EXERCISE GOAL>
Give an exact transcription of every line, dropping the images.

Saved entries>
* * * * * * *

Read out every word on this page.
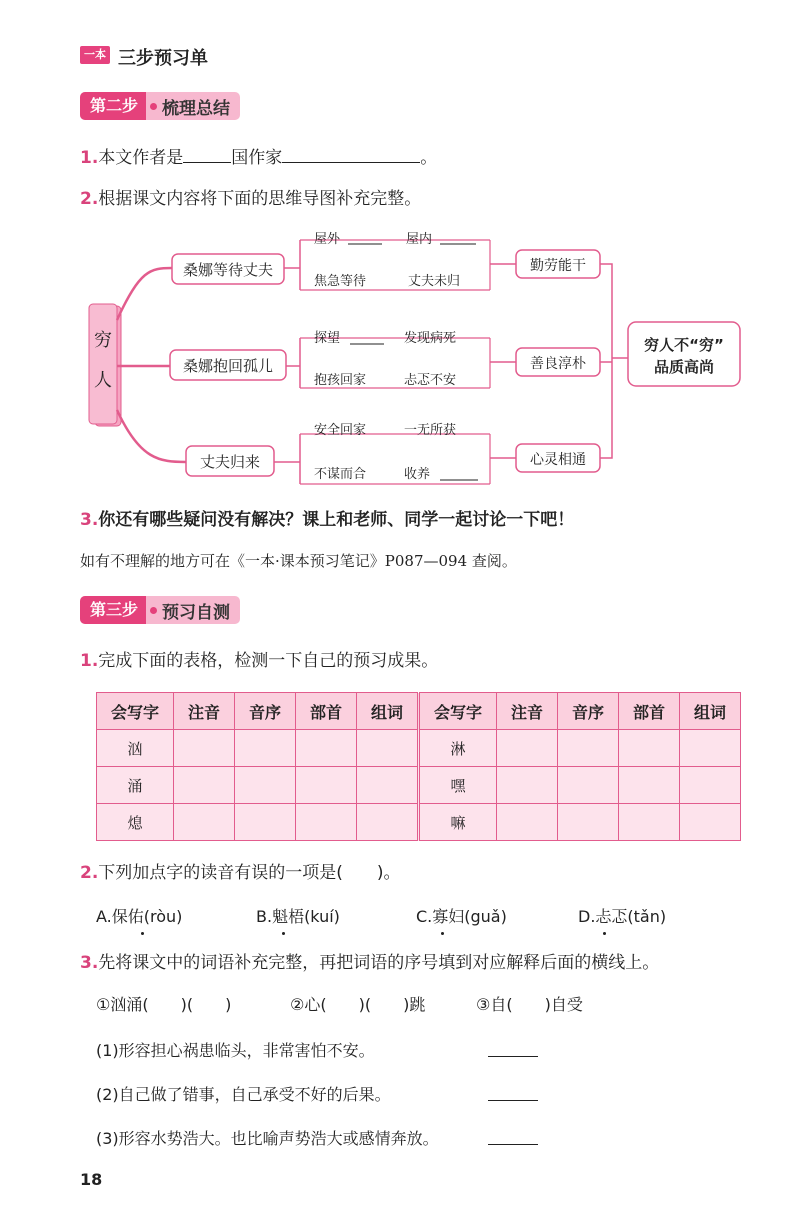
一本 三步预习单
第二步	梳理总结
1.本文作者是	国作家	。
2.根据课文内容将下面的思维导图补充完整。
穷
人
桑娜等待丈夫
桑娜抱回孤儿
丈夫归来
屋外	屋内
焦急等待	丈夫未归
探望	发现病死
抱孩回家	忐忑不安
安全回家	一无所获
不谋而合	收养
勤劳能干
善良淳朴
心灵相通
穷人不“穷”
品质高尚
3.你还有哪些疑问没有解决？课上和老师、同学一起讨论一下吧！
如有不理解的地方可在《一本·课本预习笔记》P087—094 查阅。
第三步	预习自测
1.完成下面的表格，检测一下自己的预习成果。
会写字	注音	音序	部首	组词	会写字	注音	音序	部首	组词
汹					淋				
涌					嘿				
熄					嘛				
2.下列加点字的读音有误的一项是(　　)。
A.保佑(ròu)	B.魁梧(kuí)	C.寡妇(guǎ)	D.忐忑(tǎn)
3.先将课文中的词语补充完整，再把词语的序号填到对应解释后面的横线上。
①汹涌(　　)(　　)	②心(　　)(　　)跳	③自(　　)自受
(1)形容担心祸患临头，非常害怕不安。
(2)自己做了错事，自己承受不好的后果。
(3)形容水势浩大。也比喻声势浩大或感情奔放。
18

* * * * * * *

EXERCISE ANSWER>
Read out every word on this page.
一本 三步预习单
第二步	梳理总结
1.本文作者是	国作家	。
2.根据课文内容将下面的思维导图补充完整。
穷
人
桑娜等待丈夫
桑娜抱回孤儿
丈夫归来
屋外	屋内
焦急等待	丈夫未归
探望	发现病死
抱孩回家	忐忑不安
安全回家	一无所获
不谋而合	收养
勤劳能干
善良淳朴
心灵相通
穷人不“穷”
品质高尚
3.你还有哪些疑问没有解决？课上和老师、同学一起讨论一下吧！
如有不理解的地方可在《一本·课本预习笔记》P087—094 查阅。
第三步	预习自测
1.完成下面的表格，检测一下自己的预习成果。
会写字	注音	音序	部首	组词	会写字	注音	音序	部首	组词
汹					淋				
涌					嘿				
熄					嘛				
2.下列加点字的读音有误的一项是(　　)。
A.保佑(ròu)	B.魁梧(kuí)	C.寡妇(guǎ)	D.忐忑(tǎn)
3.先将课文中的词语补充完整，再把词语的序号填到对应解释后面的横线上。
①汹涌(　　)(　　)	②心(　　)(　　)跳	③自(　　)自受
(1)形容担心祸患临头，非常害怕不安。
(2)自己做了错事，自己承受不好的后果。
(3)形容水势浩大。也比喻声势浩大或感情奔放。
18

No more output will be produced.